> Requirements: Select the lines that contain "JSON" and copy each of them.

[Stored data]
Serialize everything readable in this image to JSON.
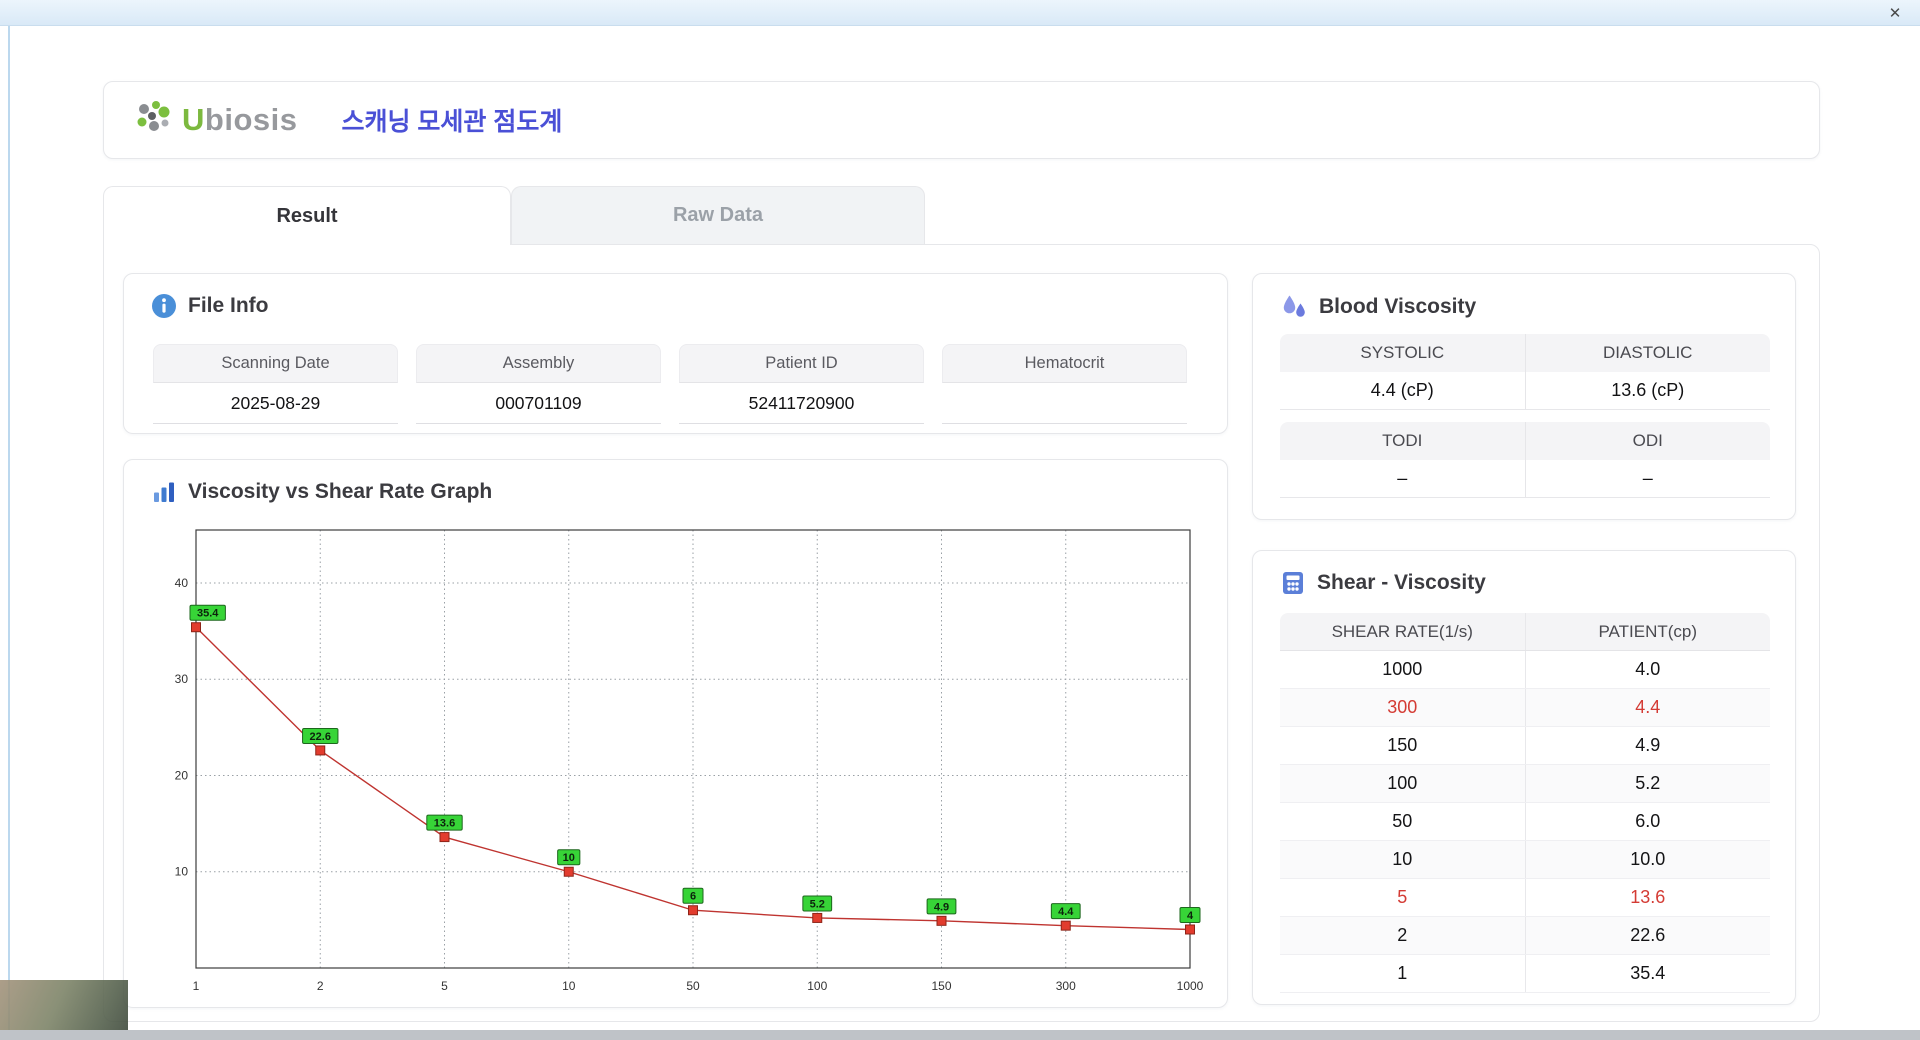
{
  "titlebar": {
    "close": "✕"
  },
  "icons": {
    "logo": "dot-cluster-leaf",
    "file_info": "blue-circle-i",
    "blood_viscosity": "water-drops",
    "graph": "bar-chart",
    "shear": "calculator-grid",
    "close": "✕"
  },
  "header": {
    "brand_u": "U",
    "brand_rest": "biosis",
    "title": "스캐닝 모세관 점도계"
  },
  "tabs": {
    "result": "Result",
    "raw_data": "Raw Data"
  },
  "file_info": {
    "title": "File Info",
    "fields": [
      {
        "label": "Scanning Date",
        "value": "2025-08-29"
      },
      {
        "label": "Assembly",
        "value": "000701109"
      },
      {
        "label": "Patient ID",
        "value": "52411720900"
      },
      {
        "label": "Hematocrit",
        "value": ""
      }
    ]
  },
  "blood_viscosity": {
    "title": "Blood Viscosity",
    "systolic_label": "SYSTOLIC",
    "systolic_value": "4.4 (cP)",
    "diastolic_label": "DIASTOLIC",
    "diastolic_value": "13.6 (cP)",
    "todi_label": "TODI",
    "todi_value": "–",
    "odi_label": "ODI",
    "odi_value": "–"
  },
  "graph": {
    "title": "Viscosity vs Shear Rate Graph"
  },
  "chart_data": {
    "type": "line",
    "title": "Viscosity vs Shear Rate Graph",
    "x_categories": [
      "1",
      "2",
      "5",
      "10",
      "50",
      "100",
      "150",
      "300",
      "1000"
    ],
    "values": [
      35.4,
      22.6,
      13.6,
      10,
      6,
      5.2,
      4.9,
      4.4,
      4
    ],
    "point_labels": [
      "35.4",
      "22.6",
      "13.6",
      "10",
      "6",
      "5.2",
      "4.9",
      "4.4",
      "4"
    ],
    "yticks": [
      10,
      20,
      30,
      40
    ],
    "ylim": [
      0,
      45.5
    ],
    "xlabel": "",
    "ylabel": "",
    "grid": "dotted",
    "legend": "none",
    "line_color": "#bf3430",
    "marker_color": "#e23c2e",
    "point_label_bg": "#37d437"
  },
  "shear_table": {
    "title": "Shear - Viscosity",
    "columns": [
      "SHEAR RATE(1/s)",
      "PATIENT(cp)"
    ],
    "rows": [
      {
        "rate": "1000",
        "patient": "4.0",
        "highlight": false
      },
      {
        "rate": "300",
        "patient": "4.4",
        "highlight": true
      },
      {
        "rate": "150",
        "patient": "4.9",
        "highlight": false
      },
      {
        "rate": "100",
        "patient": "5.2",
        "highlight": false
      },
      {
        "rate": "50",
        "patient": "6.0",
        "highlight": false
      },
      {
        "rate": "10",
        "patient": "10.0",
        "highlight": false
      },
      {
        "rate": "5",
        "patient": "13.6",
        "highlight": true
      },
      {
        "rate": "2",
        "patient": "22.6",
        "highlight": false
      },
      {
        "rate": "1",
        "patient": "35.4",
        "highlight": false
      }
    ]
  }
}
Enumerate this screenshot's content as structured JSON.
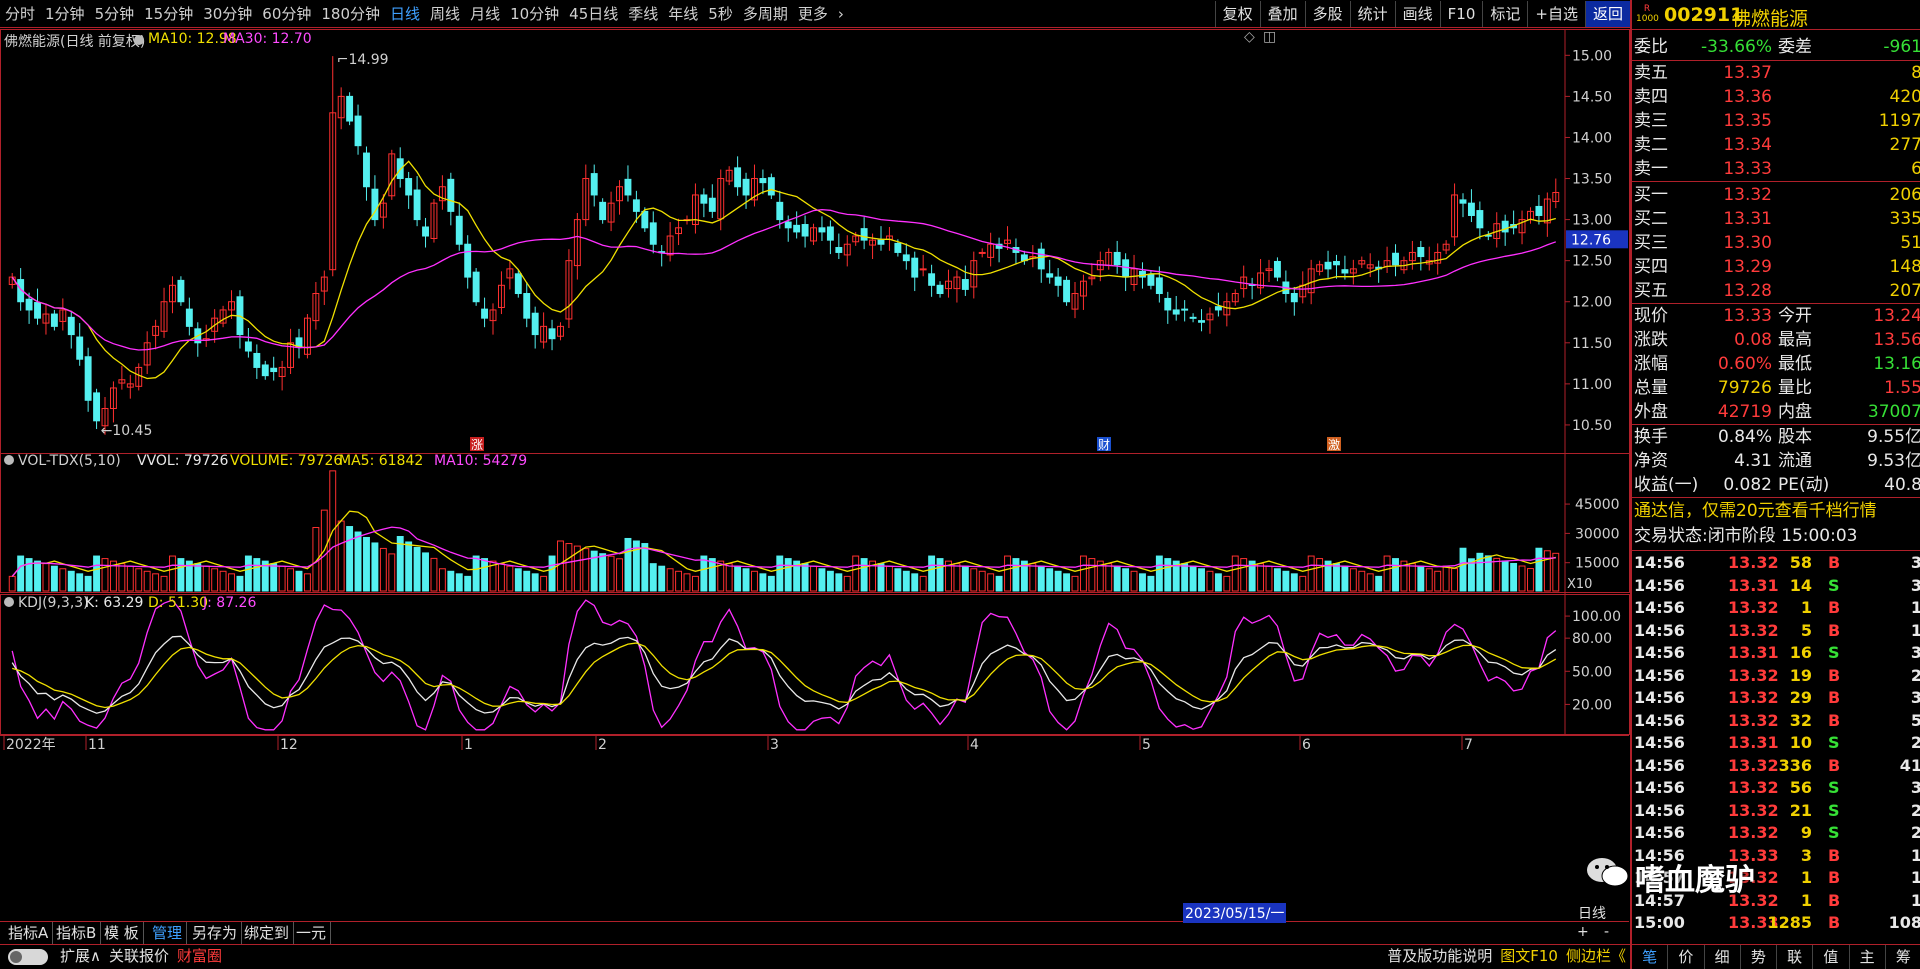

> Problem solution:
Serialize everything readable in this image to JSON.
Enumerate this screenshot's content as structured JSON.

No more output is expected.